═════ Data shown

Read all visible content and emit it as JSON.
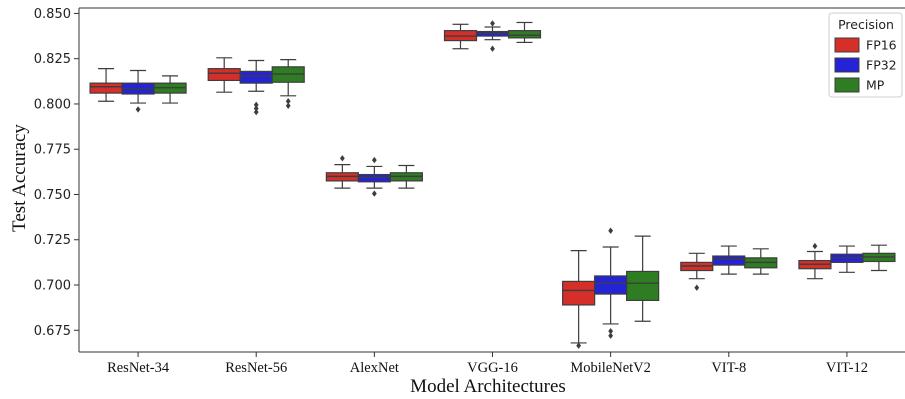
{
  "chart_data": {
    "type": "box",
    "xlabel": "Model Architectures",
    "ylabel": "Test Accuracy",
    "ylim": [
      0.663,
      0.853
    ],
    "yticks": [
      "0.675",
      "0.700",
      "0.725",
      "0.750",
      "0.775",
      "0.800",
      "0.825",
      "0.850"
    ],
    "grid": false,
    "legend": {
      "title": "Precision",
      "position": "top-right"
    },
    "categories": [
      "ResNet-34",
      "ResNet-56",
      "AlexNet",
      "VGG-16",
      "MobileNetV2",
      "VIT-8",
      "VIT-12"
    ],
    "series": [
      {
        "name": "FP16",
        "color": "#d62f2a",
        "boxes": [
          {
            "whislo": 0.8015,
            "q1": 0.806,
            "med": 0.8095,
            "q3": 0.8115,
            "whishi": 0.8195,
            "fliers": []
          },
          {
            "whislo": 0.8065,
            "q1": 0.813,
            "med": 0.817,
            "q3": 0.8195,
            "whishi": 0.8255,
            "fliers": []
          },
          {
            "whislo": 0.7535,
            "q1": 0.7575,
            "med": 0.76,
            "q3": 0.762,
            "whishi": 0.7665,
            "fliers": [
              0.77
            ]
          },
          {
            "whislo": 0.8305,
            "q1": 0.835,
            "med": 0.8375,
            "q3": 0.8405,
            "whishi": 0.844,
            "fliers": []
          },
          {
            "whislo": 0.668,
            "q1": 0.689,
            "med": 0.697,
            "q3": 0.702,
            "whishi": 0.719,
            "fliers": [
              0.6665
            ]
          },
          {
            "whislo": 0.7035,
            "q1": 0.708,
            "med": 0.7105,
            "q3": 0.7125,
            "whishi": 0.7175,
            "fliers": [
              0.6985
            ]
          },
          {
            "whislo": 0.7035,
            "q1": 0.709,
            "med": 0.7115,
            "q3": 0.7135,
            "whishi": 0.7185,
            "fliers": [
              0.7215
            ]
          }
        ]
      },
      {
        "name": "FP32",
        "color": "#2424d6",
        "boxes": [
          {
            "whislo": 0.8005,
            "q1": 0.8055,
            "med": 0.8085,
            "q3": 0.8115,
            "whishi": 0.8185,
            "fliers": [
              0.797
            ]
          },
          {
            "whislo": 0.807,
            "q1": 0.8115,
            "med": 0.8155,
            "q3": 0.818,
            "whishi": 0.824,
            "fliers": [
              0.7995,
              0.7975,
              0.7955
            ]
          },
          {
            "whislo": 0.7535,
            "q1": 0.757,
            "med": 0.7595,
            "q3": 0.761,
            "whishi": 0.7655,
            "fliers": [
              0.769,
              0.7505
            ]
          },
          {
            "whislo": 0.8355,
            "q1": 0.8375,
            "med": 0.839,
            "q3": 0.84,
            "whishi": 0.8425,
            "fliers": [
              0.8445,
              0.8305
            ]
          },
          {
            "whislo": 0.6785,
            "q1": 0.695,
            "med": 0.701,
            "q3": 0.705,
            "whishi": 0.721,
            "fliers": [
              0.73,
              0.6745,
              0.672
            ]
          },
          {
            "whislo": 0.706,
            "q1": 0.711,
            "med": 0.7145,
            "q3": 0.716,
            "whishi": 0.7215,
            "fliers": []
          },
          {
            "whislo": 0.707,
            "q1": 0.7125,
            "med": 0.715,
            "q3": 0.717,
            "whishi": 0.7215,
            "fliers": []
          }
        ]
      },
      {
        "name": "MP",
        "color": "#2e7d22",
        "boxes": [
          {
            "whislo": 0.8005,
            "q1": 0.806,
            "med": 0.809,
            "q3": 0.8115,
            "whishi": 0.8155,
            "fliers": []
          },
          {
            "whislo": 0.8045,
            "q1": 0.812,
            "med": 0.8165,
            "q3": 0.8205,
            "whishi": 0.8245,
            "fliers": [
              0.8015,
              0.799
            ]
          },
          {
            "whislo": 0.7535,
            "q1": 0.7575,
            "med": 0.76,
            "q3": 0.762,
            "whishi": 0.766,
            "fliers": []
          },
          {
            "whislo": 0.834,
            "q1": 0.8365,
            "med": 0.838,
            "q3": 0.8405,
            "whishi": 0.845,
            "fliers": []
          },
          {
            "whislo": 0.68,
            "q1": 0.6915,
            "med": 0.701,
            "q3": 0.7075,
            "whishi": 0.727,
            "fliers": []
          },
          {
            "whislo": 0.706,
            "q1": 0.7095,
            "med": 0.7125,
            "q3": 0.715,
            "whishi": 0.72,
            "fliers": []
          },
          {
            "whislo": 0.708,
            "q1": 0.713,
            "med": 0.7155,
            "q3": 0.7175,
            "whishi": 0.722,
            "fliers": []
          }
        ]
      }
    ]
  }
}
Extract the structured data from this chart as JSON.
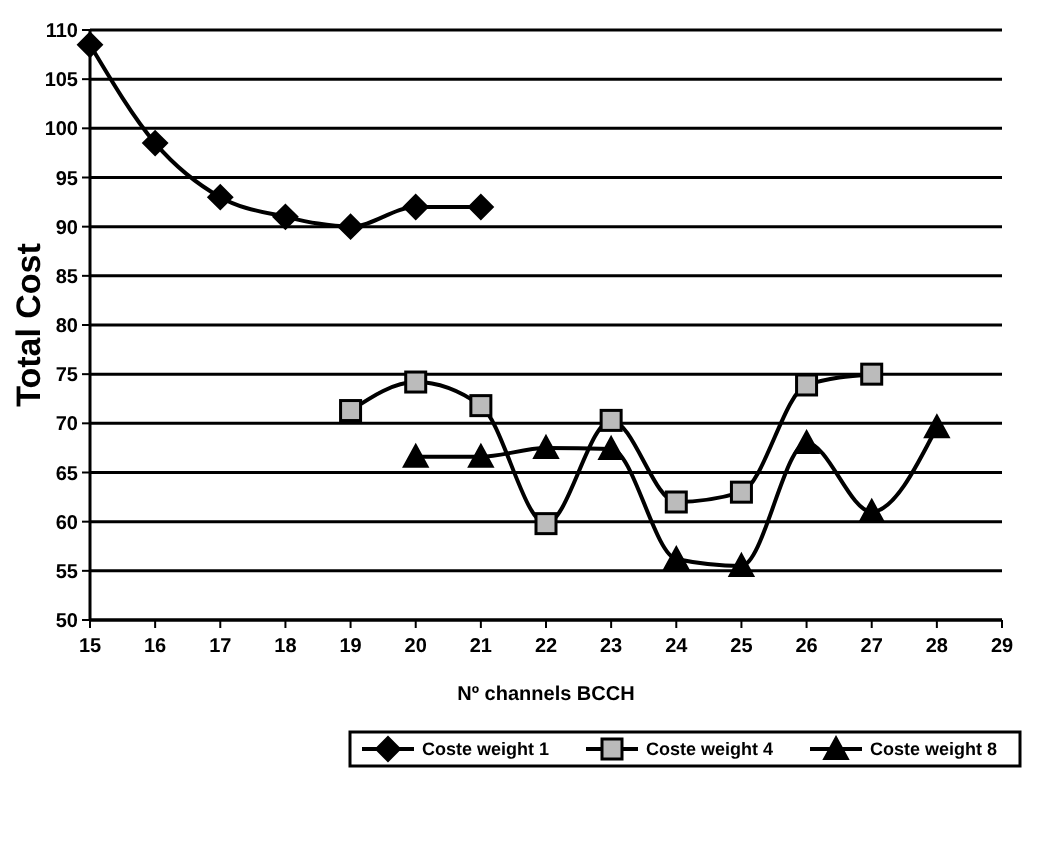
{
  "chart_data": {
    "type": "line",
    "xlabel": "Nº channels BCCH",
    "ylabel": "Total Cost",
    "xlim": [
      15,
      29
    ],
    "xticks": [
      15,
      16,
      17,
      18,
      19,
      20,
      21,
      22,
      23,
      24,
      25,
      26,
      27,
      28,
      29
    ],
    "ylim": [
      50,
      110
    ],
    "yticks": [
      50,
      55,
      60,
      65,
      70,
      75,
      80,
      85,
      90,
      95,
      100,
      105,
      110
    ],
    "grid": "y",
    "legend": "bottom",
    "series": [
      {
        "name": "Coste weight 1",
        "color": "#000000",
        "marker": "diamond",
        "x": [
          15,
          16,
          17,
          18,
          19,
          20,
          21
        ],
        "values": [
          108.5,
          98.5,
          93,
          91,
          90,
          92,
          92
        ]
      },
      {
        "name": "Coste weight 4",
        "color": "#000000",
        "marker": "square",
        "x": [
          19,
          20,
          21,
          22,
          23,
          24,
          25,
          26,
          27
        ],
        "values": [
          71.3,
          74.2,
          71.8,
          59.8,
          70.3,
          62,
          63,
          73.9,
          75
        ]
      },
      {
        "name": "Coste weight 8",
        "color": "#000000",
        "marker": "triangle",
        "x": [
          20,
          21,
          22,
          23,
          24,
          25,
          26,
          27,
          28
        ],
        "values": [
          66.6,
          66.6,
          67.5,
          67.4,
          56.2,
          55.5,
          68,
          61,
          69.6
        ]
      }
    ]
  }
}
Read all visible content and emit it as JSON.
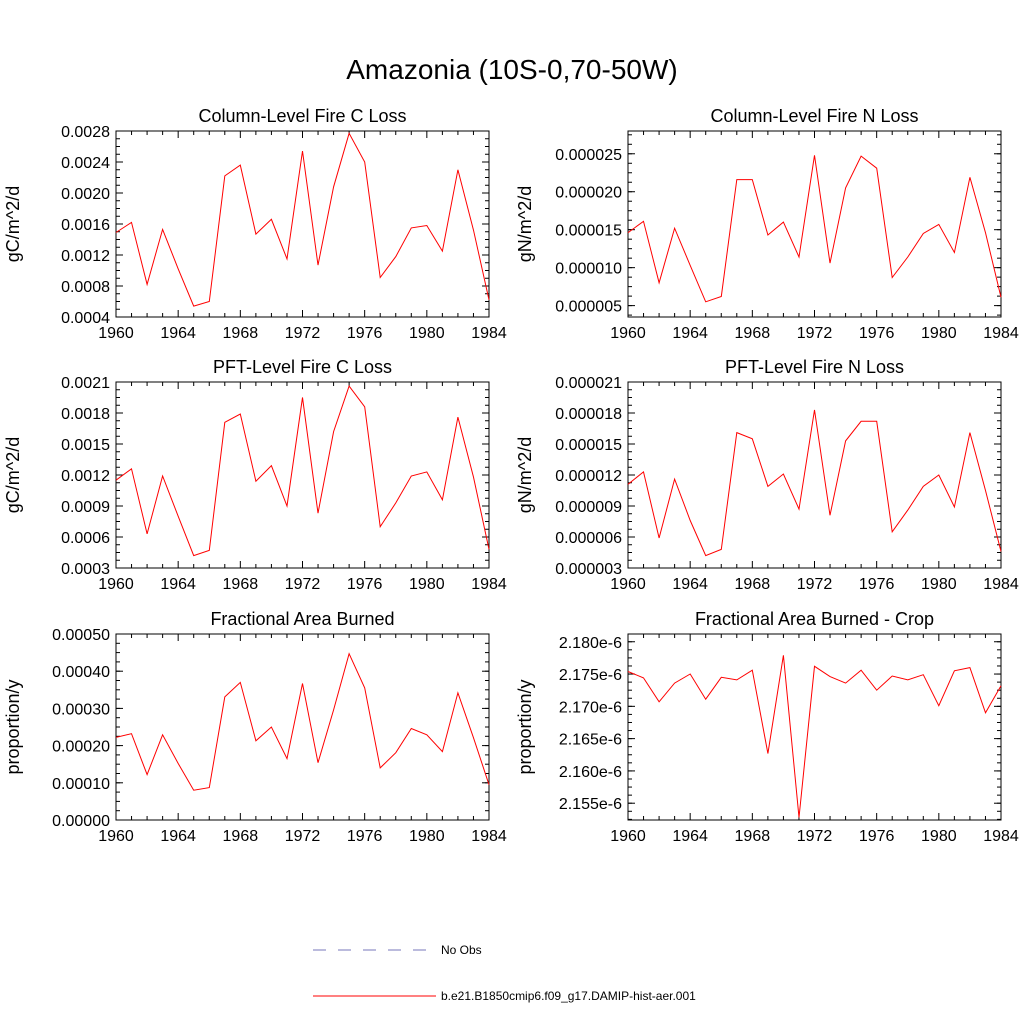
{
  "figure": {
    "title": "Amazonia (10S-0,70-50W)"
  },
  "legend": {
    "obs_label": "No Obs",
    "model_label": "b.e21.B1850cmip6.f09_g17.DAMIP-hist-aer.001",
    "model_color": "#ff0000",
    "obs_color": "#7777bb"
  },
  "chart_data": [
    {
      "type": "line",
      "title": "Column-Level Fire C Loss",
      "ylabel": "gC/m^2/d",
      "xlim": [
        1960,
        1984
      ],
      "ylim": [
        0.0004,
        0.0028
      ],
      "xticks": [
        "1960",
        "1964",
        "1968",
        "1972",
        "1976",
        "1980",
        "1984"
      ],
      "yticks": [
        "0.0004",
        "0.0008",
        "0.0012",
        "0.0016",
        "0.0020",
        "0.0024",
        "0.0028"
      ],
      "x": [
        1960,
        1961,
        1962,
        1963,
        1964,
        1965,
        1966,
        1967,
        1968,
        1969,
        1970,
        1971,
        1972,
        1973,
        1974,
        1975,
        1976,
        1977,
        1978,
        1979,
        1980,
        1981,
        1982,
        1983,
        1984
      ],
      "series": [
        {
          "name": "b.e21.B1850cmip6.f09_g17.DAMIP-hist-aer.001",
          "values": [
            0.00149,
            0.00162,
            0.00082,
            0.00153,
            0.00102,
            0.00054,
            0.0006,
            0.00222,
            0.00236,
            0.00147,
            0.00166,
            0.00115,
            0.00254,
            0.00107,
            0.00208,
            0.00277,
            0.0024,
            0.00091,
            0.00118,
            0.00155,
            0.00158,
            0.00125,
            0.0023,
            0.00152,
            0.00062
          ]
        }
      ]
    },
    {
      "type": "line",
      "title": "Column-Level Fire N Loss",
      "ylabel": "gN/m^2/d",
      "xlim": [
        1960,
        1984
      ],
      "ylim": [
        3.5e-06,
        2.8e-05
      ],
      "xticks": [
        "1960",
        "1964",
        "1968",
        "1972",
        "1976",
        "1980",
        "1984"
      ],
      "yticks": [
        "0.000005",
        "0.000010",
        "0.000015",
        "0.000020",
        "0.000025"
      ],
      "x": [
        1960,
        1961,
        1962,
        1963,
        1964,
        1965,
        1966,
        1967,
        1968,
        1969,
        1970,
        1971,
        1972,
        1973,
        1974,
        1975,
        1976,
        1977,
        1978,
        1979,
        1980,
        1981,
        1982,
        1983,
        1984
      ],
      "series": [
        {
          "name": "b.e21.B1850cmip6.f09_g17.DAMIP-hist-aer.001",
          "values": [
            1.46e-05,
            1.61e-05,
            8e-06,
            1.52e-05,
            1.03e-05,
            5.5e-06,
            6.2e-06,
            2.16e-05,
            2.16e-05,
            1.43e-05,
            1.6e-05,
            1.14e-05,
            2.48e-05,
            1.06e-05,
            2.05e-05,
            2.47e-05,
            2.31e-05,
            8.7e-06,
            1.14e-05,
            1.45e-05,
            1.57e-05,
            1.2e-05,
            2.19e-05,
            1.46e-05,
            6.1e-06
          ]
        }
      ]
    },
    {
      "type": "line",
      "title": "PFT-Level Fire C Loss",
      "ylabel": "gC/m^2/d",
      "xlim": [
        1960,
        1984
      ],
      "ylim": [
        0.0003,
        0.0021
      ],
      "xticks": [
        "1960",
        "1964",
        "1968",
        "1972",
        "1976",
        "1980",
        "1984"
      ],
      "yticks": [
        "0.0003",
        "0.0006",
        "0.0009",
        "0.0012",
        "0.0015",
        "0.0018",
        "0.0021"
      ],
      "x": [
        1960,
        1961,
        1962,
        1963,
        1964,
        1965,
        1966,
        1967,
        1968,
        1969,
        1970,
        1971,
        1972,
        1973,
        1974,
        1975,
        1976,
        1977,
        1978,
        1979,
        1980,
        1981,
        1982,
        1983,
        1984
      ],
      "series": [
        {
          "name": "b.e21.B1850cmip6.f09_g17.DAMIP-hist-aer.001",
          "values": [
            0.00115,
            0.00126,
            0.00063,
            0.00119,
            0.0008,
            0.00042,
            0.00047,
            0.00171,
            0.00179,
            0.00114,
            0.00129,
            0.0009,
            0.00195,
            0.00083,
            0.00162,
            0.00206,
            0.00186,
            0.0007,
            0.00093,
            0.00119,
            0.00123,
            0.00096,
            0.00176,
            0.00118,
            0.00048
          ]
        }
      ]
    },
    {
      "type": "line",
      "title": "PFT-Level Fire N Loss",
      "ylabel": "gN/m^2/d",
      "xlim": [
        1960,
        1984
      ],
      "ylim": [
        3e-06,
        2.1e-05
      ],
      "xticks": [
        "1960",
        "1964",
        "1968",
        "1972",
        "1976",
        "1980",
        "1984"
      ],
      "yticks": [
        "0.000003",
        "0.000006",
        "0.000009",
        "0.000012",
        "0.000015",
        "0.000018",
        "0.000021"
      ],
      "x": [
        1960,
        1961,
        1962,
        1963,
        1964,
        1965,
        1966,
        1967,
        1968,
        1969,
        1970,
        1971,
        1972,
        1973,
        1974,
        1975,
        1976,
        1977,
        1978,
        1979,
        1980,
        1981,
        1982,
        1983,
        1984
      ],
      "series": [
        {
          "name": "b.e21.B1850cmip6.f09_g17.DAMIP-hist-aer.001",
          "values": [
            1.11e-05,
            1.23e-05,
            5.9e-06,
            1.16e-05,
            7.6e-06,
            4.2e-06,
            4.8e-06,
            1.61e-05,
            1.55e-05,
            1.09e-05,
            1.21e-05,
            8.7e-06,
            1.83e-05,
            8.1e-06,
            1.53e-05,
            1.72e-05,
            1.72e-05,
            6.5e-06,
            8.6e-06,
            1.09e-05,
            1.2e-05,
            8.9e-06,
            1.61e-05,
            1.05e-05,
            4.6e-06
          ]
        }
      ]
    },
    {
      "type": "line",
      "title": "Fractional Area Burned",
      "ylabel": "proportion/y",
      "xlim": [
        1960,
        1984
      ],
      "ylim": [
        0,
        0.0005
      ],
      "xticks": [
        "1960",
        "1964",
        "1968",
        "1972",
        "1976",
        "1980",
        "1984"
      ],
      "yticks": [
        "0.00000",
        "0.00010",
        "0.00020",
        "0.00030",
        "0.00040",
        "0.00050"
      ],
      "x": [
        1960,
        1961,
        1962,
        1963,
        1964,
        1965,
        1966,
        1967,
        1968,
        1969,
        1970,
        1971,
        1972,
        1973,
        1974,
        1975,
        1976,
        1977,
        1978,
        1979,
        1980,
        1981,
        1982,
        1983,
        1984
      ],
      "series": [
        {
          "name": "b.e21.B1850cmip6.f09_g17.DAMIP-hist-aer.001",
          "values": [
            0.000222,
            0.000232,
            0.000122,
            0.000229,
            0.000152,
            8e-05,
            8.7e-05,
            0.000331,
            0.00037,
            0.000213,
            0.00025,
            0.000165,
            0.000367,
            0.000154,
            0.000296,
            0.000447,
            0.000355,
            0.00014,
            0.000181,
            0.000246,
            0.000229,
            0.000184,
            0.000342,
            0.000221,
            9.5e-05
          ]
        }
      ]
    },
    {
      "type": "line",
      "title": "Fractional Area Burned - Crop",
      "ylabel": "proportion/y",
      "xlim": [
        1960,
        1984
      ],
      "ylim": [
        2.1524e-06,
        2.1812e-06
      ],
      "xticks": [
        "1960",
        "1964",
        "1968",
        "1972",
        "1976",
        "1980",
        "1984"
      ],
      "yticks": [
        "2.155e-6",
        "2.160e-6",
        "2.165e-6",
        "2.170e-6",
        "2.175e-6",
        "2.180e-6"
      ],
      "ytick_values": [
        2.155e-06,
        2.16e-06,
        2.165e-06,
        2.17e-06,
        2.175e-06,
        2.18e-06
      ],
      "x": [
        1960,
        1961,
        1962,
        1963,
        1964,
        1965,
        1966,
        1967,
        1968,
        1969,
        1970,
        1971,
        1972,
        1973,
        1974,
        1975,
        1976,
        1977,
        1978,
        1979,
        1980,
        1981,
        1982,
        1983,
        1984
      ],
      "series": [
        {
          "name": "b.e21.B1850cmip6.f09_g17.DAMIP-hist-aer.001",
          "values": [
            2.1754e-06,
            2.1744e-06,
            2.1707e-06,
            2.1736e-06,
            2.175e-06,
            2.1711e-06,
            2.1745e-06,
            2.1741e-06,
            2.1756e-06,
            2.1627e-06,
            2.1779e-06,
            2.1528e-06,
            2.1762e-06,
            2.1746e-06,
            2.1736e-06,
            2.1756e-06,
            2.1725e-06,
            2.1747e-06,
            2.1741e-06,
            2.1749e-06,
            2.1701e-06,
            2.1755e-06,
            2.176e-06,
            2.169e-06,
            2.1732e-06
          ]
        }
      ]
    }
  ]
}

══════════

> [Task to carry out]: Scan the lines for the string "Coste". Copy out each line that matches.

> [Solution]:
        "name": "Coste weight 1",
        "name": "Coste weight 4",
        "name": "Coste weight 8",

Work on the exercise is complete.